- WORK TO DO -
Work out how many lines of the material below mention the word "screenshot"; reply with the number only.
══════════════════════════════
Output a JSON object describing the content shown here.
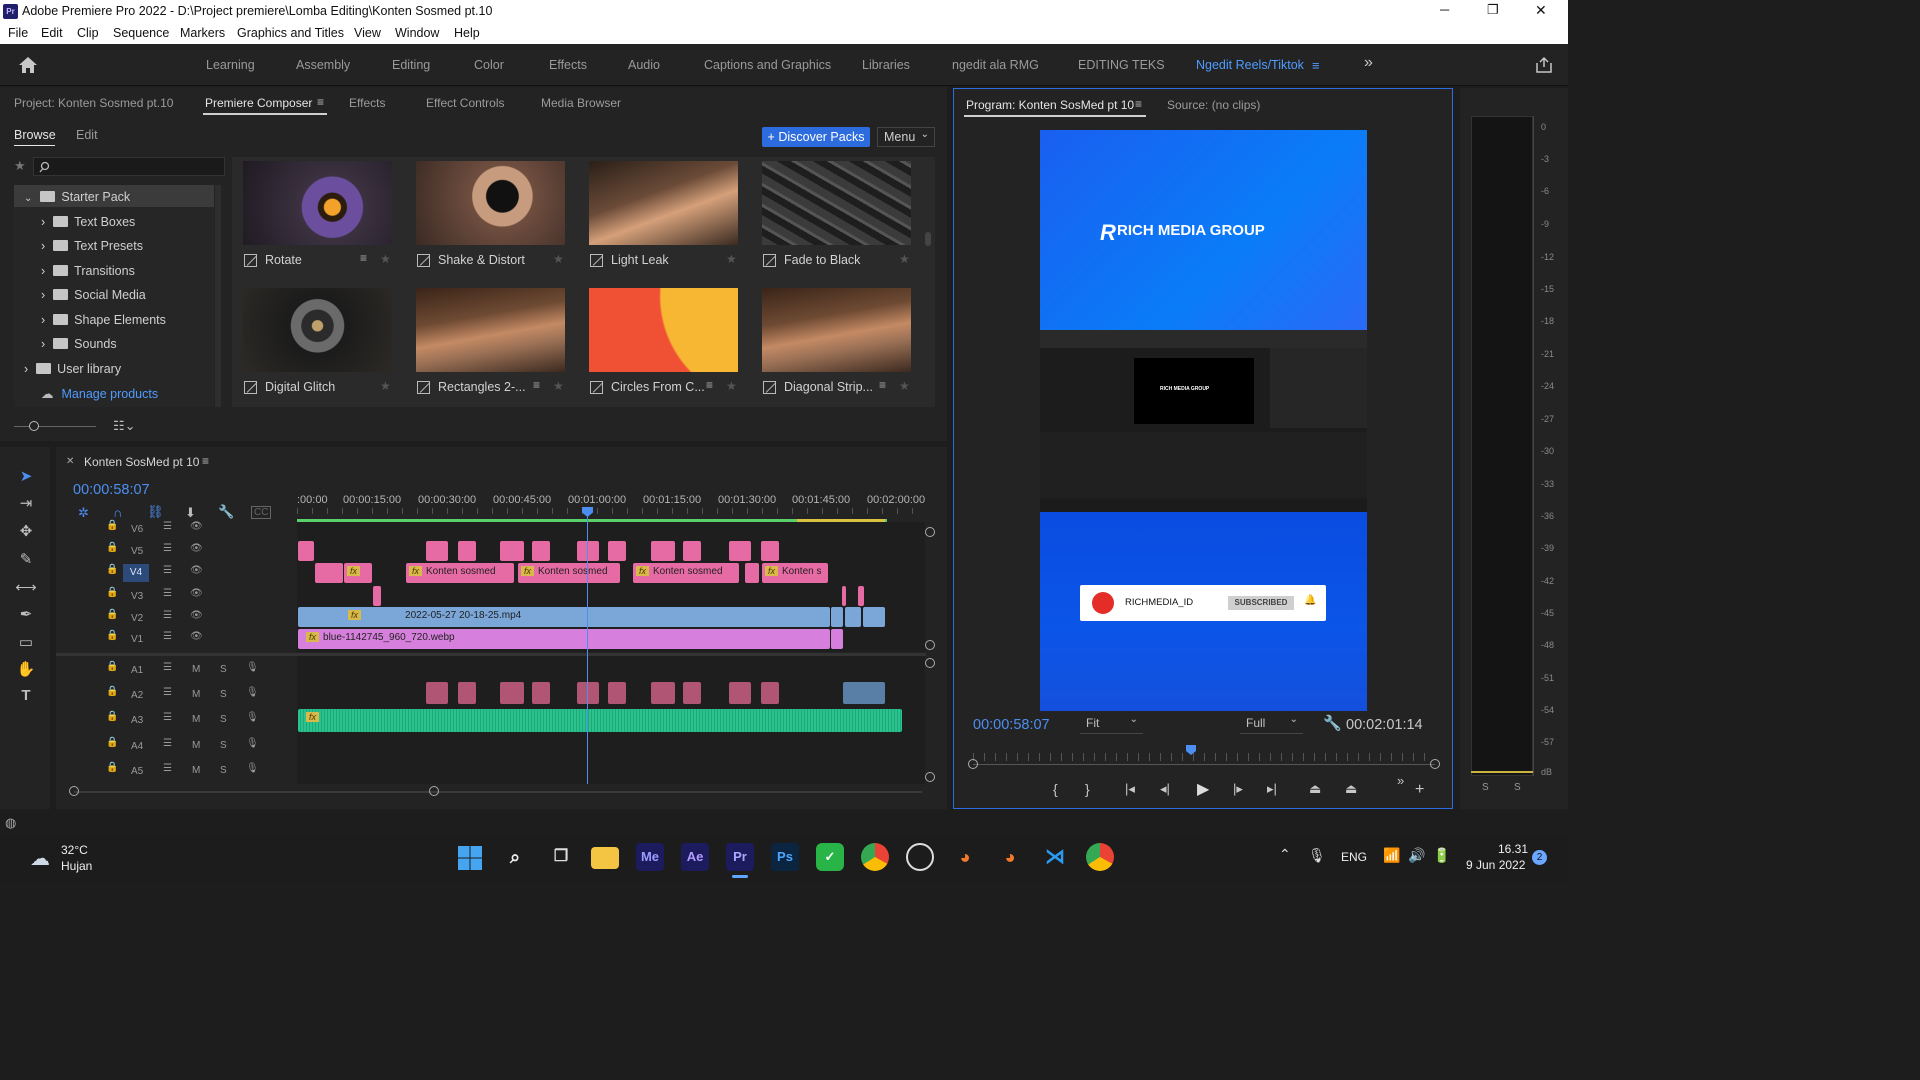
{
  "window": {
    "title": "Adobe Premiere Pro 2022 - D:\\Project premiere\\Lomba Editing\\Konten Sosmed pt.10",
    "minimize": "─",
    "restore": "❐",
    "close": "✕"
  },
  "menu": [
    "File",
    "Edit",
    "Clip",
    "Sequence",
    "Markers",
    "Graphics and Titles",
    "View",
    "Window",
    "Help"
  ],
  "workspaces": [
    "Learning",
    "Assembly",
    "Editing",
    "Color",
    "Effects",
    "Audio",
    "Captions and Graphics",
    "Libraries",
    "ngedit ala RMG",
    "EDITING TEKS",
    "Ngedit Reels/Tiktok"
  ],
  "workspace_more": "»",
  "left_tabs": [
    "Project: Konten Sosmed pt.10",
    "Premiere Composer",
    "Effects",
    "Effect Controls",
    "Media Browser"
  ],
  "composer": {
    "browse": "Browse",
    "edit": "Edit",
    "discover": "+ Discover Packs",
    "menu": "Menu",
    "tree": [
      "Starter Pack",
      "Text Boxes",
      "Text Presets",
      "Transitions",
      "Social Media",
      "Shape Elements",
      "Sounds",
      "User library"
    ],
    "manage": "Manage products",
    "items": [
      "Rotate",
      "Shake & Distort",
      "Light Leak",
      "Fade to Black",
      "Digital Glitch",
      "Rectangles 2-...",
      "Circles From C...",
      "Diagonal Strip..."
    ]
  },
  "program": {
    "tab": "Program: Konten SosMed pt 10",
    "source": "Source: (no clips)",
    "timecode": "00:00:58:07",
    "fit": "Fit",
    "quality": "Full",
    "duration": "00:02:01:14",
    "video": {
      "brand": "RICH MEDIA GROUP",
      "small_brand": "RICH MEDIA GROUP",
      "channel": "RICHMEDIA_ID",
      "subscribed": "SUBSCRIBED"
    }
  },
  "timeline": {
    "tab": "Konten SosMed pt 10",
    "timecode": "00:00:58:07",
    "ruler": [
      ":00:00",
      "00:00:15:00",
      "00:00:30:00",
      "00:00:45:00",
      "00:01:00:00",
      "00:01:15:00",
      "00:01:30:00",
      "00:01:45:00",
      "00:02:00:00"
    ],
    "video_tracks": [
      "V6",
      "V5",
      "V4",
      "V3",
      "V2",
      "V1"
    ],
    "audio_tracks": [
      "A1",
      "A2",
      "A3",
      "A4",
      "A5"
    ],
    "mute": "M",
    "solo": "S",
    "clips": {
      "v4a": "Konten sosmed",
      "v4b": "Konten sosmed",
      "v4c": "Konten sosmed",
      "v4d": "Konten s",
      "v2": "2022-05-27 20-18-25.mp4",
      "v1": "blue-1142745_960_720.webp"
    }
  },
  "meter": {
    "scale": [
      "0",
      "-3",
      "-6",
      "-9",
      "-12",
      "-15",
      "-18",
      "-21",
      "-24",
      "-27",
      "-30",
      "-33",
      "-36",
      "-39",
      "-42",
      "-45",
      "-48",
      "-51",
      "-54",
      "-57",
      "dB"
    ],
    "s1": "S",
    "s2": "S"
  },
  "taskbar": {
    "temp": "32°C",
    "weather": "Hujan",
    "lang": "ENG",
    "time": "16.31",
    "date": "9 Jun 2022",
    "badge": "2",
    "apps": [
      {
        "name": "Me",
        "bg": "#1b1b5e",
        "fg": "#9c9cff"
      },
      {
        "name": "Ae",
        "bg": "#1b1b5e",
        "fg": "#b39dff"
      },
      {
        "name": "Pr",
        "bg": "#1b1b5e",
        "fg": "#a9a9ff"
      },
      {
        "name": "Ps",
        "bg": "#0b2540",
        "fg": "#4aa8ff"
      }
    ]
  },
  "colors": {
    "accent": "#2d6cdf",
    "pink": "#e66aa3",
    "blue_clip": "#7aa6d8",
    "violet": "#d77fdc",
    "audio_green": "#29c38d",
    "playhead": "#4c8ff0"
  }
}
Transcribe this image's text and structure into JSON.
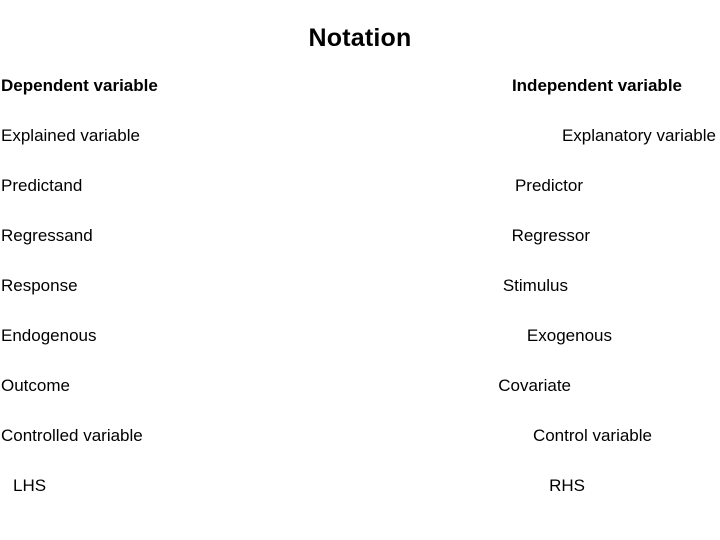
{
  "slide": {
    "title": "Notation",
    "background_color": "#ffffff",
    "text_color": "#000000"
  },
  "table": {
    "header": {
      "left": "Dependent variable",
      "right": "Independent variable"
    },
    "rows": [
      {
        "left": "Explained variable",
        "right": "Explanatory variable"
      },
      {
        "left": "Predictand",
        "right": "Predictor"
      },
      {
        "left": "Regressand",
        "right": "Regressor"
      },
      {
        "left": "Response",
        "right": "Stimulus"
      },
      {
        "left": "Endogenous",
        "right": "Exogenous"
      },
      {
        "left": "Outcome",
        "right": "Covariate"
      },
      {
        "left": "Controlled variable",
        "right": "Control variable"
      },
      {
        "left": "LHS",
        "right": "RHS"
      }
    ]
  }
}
══════════════════════════════
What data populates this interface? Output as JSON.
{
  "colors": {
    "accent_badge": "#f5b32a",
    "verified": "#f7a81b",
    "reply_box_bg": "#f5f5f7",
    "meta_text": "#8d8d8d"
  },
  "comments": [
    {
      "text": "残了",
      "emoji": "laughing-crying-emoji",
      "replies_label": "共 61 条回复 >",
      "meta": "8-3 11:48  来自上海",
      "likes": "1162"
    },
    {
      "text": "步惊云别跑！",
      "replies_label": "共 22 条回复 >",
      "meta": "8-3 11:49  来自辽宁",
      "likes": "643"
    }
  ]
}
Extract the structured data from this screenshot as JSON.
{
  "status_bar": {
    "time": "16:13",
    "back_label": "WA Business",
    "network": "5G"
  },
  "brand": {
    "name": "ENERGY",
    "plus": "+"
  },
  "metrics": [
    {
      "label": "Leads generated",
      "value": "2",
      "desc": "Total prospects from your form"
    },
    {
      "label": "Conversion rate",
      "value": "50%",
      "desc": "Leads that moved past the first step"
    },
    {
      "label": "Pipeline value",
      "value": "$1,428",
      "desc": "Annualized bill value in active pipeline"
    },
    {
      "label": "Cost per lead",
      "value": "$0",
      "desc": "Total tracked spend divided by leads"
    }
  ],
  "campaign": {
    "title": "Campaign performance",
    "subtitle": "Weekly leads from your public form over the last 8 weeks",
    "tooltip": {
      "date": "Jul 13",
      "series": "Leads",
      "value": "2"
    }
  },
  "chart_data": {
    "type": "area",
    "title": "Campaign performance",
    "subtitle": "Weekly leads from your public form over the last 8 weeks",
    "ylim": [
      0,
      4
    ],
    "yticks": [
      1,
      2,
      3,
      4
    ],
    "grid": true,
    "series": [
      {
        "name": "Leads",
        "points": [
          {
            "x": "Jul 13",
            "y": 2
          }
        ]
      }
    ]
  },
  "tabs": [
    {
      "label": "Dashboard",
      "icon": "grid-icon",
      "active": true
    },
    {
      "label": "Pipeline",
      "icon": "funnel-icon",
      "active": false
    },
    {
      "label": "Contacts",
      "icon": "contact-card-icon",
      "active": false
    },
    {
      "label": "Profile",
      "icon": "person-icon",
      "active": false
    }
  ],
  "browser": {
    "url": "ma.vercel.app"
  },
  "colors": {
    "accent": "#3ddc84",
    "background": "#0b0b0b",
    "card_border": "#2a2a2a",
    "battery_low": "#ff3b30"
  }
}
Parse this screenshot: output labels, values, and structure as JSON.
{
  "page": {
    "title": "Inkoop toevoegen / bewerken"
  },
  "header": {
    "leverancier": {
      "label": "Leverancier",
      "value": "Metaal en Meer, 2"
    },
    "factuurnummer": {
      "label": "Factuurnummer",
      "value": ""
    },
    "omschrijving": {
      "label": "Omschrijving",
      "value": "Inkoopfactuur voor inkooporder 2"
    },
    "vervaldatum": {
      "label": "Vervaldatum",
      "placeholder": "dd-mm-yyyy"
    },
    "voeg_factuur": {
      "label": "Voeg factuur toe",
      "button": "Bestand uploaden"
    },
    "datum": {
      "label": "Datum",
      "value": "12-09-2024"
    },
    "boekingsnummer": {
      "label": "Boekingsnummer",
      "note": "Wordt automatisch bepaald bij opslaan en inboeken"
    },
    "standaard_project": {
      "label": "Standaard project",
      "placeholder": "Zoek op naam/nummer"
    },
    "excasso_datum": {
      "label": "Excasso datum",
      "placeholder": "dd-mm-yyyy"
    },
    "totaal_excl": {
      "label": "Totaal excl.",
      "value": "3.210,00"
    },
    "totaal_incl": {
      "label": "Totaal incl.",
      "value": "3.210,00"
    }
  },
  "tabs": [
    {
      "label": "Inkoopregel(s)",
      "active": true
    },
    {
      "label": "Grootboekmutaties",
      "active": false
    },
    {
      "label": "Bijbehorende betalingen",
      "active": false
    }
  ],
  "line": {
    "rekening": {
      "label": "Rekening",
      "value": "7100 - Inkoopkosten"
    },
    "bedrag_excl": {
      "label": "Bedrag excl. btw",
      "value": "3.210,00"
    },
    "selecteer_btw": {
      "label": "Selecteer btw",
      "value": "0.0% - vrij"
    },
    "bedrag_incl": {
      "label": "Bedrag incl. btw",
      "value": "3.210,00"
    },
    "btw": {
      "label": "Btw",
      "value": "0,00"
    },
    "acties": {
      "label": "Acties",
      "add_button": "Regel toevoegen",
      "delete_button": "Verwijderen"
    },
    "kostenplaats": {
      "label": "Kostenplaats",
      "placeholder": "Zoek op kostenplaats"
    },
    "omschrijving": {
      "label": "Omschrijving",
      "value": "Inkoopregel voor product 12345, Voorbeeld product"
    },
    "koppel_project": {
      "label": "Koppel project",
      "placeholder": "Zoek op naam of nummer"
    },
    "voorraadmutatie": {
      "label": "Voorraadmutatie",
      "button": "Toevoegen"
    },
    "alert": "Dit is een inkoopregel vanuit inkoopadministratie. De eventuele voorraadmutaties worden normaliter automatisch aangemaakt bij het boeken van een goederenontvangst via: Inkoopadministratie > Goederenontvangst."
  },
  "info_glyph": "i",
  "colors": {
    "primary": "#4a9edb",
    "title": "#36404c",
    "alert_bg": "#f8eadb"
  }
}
══════════════════════════════
- SOLUTION FOR THIS PROBLEM -
2